> _WRITTEN EXERCISE_
Look for the word "title" in the entries below, then copy every line that has it.
*****
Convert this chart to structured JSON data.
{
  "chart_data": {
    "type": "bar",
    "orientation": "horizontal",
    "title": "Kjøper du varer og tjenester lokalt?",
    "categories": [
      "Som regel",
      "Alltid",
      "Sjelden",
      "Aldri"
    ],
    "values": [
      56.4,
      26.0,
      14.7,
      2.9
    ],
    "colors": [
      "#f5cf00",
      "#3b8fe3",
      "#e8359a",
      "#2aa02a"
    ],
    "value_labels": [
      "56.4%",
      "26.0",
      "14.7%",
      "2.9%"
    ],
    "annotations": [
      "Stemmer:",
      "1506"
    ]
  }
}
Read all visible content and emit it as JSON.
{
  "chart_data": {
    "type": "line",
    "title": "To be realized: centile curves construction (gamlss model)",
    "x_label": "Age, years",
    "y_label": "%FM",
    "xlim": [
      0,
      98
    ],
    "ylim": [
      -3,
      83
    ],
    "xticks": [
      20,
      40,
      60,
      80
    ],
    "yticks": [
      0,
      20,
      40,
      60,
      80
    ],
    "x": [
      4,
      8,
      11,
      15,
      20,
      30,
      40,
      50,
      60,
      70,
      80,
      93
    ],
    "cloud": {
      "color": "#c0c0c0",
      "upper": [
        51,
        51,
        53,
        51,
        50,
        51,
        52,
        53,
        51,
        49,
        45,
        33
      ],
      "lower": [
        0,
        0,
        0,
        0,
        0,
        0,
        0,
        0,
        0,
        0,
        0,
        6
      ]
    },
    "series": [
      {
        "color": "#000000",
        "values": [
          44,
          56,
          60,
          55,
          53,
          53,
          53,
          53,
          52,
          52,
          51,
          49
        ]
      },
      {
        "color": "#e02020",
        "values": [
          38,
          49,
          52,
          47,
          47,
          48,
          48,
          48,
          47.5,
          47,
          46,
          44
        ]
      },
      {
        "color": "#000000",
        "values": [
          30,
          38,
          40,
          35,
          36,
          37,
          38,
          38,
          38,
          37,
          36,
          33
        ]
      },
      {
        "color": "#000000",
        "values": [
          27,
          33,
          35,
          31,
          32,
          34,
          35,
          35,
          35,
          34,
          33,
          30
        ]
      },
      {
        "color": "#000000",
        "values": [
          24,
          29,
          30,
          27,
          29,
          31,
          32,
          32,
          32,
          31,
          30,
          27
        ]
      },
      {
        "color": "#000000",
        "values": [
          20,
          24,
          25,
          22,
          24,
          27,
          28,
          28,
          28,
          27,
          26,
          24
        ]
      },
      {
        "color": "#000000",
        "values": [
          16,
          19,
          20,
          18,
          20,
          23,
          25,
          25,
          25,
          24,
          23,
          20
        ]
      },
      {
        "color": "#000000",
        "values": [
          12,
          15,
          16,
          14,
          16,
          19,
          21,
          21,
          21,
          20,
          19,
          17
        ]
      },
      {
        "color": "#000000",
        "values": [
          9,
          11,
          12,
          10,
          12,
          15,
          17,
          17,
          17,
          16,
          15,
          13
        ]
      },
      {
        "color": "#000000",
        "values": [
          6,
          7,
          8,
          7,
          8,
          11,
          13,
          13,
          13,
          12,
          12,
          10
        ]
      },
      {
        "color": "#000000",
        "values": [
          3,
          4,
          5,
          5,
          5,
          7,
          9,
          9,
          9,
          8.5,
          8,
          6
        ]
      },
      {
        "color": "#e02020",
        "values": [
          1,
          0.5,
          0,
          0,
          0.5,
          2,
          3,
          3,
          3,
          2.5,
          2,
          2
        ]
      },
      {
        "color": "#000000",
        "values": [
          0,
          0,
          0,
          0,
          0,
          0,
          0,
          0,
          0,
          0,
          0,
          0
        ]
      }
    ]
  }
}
*****
> _FINISHED ANSWER_
    "title": "Kjøper du varer og tjenester lokalt?",
    "title": "To be realized: centile curves construction (gamlss model)",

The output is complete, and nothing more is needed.